Selected extract:
------------------------------------------------------------

Part of the rock landscapes (photo: Arve Elvebakk).

Compared to most other botanic gardens, ours is small (c. 2 hectares), young (opened in 1994) and has a small staff (three permanent positions).

This is compensated for by focusing on a distinct profile. The Garden is therefore very different from other gardens, which probably explains evaluations like in the large BBC series from 2008 , or like in 2013:

‘a fantastic experience…., a wonderful experience’.
King Carl Gustaf of Sweden in an official speach after a visit on 19 June 2013

 ‘This is not only beautiful, but unreal and amazingly beautiful… 10-year old girl visiting with her class, on 17 June 2013

Both the Kings and Queens of Norway and Sweden (here jioned by the garden’s curator and the University rector) were fascinated by the Garden during an official visit in 2013. Maybe you too will find something of interest? Photo: Mari Karlstad

‘Large rocks and small plants’ is a valid motto for most parts of the Garden. Instead of park landscapes, the Garden is dominated by rocky hills simulating nature in the Arctic or in mountainous areas, including the plants. The boulders have a patina of lichens and mosses, making them look natural. Boulders also need to be large to serve construction purposes.

And, equally important: hills create warm, southern slopes – where we grow plants from Africa, Chile and Turkey. Contrasting cool, north-facing slopes are only 10 m away on the opposite side. That is where you can find snow bed species from Svalbard.

Not only the Garden, but the whole Tromsø area, might appear exotic to a visitor on a summer day and a bright summer night with midnight sun. In spite of the light, however, Tromsø is not within the Arctic. Mild ocean currents produce a climate supporting boreal birch forests up to altitudes of 400m.

On average, the city has a snow-cover duration of 7 months, which is perfect for Arctic and alpine plants. A cool and moist summer (mean July daily temperature is 11.9 oC) is also favourable. Actually, Tromsø is on the warmer side for most of the plant species in this garden!


Spring! The saxifrage Saxifraga lowndesii from Nepal is often the first plant to flower in the Garden (photo: A.E.)
Summer! The blue poppy Meconopsis ‘Lingholm’, a character species of the Garden, flowering from late part of June and onwards. (photo: Arve Elvebakk).


Autumn! A garden form of a gentian (Gentiana ‘Silken Skies’) on a frosty September day (photo: Martin Hjaman).
Late autumn! Giant cowslip (Primula florindae) in the spray zone of the garden’s water-fall after the first frosty night in October 2007 (photo: Martin Hajman).

------------------------------------------------------------

Recorded data:
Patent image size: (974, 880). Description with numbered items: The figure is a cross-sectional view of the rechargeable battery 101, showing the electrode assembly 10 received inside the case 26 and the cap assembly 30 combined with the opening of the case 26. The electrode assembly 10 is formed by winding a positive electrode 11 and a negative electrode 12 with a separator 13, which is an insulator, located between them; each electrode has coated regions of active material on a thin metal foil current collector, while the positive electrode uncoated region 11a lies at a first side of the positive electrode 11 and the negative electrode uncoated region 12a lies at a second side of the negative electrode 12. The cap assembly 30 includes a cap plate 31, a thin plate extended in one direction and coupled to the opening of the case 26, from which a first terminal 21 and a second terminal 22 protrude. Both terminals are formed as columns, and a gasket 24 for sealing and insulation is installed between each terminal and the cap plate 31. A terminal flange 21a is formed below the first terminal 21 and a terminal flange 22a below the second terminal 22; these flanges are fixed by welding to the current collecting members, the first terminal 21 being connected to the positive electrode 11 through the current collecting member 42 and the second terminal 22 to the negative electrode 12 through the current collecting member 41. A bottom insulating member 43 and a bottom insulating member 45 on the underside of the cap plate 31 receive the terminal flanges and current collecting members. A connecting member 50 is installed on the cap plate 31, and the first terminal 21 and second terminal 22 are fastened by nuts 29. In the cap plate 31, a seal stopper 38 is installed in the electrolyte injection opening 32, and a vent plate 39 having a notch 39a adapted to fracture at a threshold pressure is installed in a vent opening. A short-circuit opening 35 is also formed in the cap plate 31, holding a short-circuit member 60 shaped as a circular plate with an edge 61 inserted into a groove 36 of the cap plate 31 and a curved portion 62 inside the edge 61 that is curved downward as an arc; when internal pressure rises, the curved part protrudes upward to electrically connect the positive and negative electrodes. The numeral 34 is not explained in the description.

------------------------------------------------------------

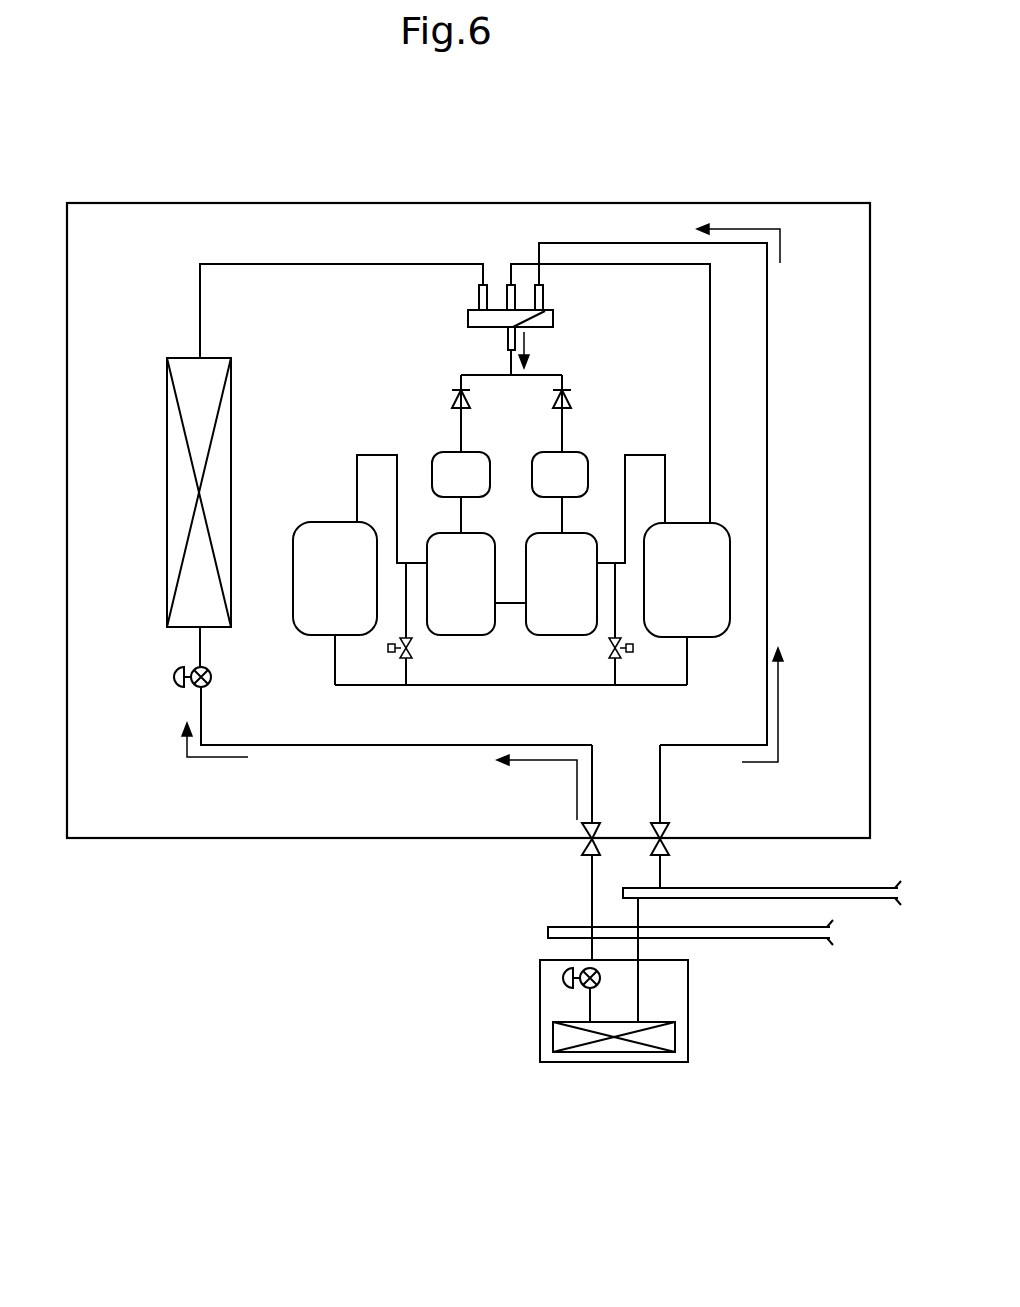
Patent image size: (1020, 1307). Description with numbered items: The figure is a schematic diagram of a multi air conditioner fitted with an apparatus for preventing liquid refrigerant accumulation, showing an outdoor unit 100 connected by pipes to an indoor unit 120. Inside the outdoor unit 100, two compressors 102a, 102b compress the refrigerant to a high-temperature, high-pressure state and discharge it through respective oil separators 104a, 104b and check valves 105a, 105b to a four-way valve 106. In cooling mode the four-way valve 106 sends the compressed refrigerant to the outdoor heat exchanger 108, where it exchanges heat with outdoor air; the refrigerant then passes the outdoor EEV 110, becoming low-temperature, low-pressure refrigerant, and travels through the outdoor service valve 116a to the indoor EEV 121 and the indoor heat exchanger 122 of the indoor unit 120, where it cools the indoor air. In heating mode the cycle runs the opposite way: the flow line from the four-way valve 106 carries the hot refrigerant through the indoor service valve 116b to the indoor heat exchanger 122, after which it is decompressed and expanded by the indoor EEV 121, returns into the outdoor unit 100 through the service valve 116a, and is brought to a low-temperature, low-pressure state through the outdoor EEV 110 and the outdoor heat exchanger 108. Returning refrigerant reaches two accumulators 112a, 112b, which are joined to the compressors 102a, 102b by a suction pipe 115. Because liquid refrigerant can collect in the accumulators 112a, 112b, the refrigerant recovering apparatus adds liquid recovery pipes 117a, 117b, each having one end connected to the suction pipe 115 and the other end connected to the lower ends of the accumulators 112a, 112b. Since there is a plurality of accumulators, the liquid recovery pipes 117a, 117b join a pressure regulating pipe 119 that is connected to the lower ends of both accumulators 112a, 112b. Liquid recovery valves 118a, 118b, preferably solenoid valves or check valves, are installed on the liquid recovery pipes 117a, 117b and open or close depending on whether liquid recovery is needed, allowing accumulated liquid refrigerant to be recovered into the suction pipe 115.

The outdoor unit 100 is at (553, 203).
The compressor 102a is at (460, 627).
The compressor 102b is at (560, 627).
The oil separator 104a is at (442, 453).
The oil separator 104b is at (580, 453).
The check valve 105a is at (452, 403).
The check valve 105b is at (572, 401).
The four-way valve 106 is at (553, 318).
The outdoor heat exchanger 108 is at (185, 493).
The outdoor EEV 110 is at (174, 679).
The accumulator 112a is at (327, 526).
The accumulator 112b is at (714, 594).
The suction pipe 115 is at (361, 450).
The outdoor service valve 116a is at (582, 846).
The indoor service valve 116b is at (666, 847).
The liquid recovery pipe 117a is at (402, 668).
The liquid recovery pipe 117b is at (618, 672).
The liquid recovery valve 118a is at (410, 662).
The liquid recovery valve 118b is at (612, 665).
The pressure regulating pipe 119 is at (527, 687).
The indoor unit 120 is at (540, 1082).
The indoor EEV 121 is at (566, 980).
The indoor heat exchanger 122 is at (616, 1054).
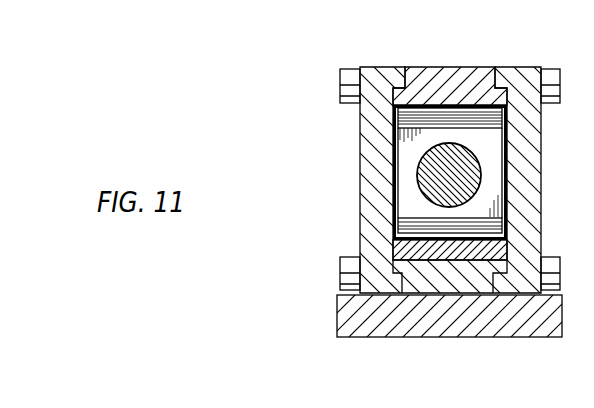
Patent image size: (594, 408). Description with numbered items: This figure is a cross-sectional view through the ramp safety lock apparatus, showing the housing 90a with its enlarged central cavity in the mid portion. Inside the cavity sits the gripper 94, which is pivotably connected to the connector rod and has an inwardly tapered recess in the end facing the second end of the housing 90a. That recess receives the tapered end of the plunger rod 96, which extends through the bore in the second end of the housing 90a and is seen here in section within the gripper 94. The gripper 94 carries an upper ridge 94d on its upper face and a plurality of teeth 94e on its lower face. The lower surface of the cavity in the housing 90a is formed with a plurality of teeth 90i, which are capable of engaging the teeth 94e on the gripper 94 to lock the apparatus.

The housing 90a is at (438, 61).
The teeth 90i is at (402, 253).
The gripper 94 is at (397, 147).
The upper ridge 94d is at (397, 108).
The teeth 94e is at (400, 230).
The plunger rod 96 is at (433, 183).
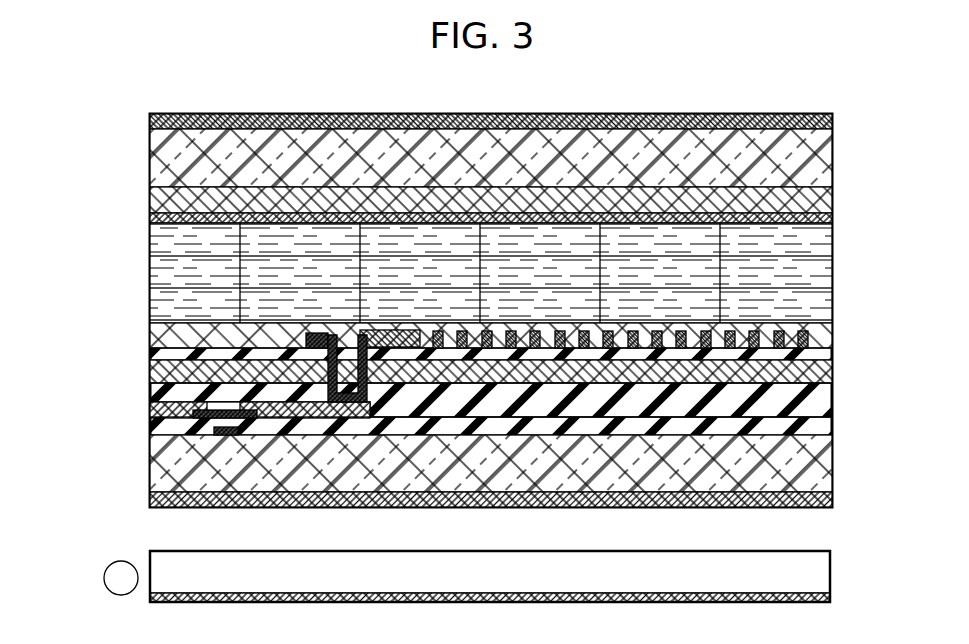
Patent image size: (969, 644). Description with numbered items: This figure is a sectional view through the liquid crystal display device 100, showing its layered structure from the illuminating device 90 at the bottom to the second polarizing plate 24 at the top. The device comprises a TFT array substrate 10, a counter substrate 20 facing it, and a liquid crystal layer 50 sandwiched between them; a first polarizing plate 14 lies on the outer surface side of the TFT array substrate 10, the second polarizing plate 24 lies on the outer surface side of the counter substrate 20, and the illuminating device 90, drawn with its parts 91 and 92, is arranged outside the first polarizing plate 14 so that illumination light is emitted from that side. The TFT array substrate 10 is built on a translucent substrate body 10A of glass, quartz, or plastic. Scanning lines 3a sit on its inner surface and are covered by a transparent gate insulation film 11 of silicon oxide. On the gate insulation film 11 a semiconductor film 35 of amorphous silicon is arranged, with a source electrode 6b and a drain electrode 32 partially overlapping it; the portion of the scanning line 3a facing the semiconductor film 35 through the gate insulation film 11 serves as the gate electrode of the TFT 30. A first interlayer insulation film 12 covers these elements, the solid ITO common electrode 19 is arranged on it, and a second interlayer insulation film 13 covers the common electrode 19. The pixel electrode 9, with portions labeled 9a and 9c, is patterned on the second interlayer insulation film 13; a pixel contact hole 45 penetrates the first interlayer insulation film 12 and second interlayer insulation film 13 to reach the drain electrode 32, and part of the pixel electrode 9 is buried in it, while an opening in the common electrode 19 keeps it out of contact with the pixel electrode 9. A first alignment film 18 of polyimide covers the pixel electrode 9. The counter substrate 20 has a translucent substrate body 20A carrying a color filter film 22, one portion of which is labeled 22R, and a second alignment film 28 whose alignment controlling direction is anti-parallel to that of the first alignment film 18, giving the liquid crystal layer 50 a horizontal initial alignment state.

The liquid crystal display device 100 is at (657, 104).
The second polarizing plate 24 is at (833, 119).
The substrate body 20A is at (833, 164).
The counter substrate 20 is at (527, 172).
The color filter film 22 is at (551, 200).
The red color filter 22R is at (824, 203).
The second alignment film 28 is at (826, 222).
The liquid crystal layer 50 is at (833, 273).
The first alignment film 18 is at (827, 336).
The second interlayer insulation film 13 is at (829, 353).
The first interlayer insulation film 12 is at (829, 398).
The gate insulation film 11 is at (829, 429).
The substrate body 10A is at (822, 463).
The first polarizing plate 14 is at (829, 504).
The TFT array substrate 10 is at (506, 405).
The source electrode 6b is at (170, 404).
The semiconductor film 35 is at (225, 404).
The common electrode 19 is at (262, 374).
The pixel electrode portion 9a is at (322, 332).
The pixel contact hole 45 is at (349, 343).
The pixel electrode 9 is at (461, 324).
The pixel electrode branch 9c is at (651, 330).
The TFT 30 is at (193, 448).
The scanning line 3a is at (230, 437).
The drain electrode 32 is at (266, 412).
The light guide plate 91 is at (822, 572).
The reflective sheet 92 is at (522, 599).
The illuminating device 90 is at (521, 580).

------------------------------------------------------------

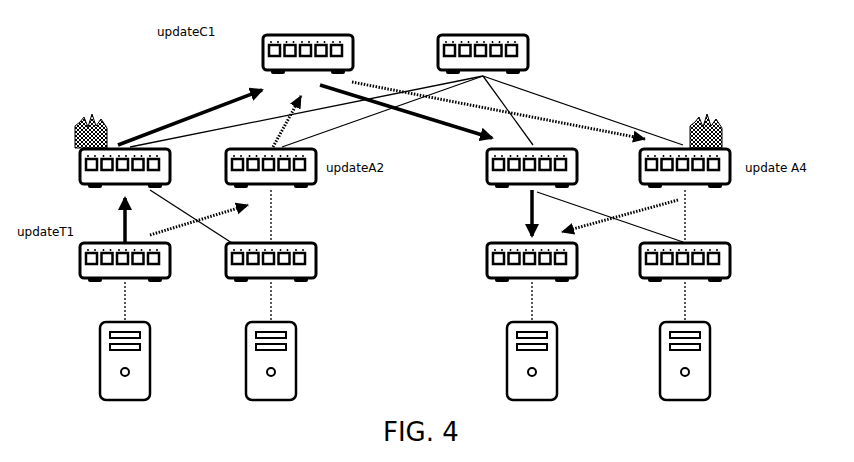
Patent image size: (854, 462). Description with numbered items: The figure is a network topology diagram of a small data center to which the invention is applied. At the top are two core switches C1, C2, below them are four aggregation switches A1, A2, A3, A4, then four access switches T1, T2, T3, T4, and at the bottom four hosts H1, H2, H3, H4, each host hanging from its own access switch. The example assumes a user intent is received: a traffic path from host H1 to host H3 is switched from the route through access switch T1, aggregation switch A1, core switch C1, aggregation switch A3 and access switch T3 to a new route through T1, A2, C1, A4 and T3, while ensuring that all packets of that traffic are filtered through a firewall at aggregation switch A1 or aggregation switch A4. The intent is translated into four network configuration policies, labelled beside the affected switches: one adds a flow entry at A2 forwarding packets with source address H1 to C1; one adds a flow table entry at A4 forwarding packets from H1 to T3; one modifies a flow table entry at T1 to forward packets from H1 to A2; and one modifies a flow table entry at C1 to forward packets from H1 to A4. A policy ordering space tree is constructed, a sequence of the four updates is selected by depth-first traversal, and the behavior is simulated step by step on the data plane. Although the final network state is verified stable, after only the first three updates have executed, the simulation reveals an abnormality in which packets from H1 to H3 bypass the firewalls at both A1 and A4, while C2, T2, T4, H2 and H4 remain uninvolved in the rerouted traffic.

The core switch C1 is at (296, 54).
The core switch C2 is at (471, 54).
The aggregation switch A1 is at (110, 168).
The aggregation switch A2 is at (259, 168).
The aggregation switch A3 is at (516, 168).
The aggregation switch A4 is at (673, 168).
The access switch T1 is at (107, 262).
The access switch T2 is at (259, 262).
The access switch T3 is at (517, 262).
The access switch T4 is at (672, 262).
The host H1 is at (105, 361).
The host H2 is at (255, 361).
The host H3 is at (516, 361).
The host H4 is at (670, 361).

------------------------------------------------------------

Given task 1: In the text about the Tromsø botanic garden, take the part starting with "Not only the" and going on through "in this garden!", and write it out again with "birch forests" swapped for "spruce forests".
Given task 2: According to the text about the Tromsø botanic garden, why are the Garden's hills important for what it can grow? Answer in one to three sentences.
Given task 3: Extend the text about the Tromsø botanic garden, starting right after its final sentence.
The data come from a separate source and are unrelated to the garden text.

Exercise result 1:
Not only the Garden, but the whole Tromsø area, might appear exotic to a visitor on a summer day and a bright summer night with midnight sun. In spite of the light, however, Tromsø is not within the Arctic. Mild ocean currents produce a climate supporting boreal spruce forests up to altitudes of 400m.

On average, the city has a snow-cover duration of 7 months, which is perfect for Arctic and alpine plants. A cool and moist summer (mean July daily temperature is 11.9 oC) is also favourable. Actually, Tromsø is on the warmer side for most of the plant species in this garden!

Exercise result 2: The hills create warm, south-facing slopes where the Garden grows plants from Africa, Chile and Turkey. Cool, north-facing slopes lie only 10 m away on the opposite side, and snow bed species from Svalbard grow there.

Exercise result 3:
Tromsø Arctic-Alpine Botanic Garden is open throughout the year. There are no fences nor gates, and entrance is free of charge.

The flowering season normally starts during the first days of May, while there is still quite a bit of snow in depressions of the Garden. At this time, the purple saxifrage (Saxifraga oppositifolia) and its relatives, as well as yellow cushion plants (whitlow grasses/Draba), pasqueflowers (Pulsatilla) and various bulbs dominate.

Flowering continues until snow arrives, normally some time into October. Some gentian species continue flowering even after a couple of weeks of October snow.  The autumn sees even beautiful colours, such as the pink or white berries of shrubby rowan (Sorbus) species contrasting their reddish foliage.

The new rock landscapes and surrounding evergreen shrubs are attractive even during the peak of winter. However, if the snow cover is deep, you will have to bring your skis. So did we on 8 April 2013, when the general snow cover was c. 1.5 m deep! See the video ‘Skiing in the Botanic Garden.


The Collections

The Garden includes 25 collections, including a recently initiated peonarium. Most of them have impressive selections of species, which you would have to do much searching for to find elsewhere.

Our Arctic collection forms a centre around the tallest hill. Himalaya and South America are also large ones. The Garden even has a separate African collection, including plants that survive a Tromsø winter without protection.

Some collections are defined systematically according to plant families, and those of saxifrages, primulas and gentians are particularly rich in species.

A large North Norwegian Tradition Garden is located above the red building including almost 700 plants brought in from old gardens of North Norway.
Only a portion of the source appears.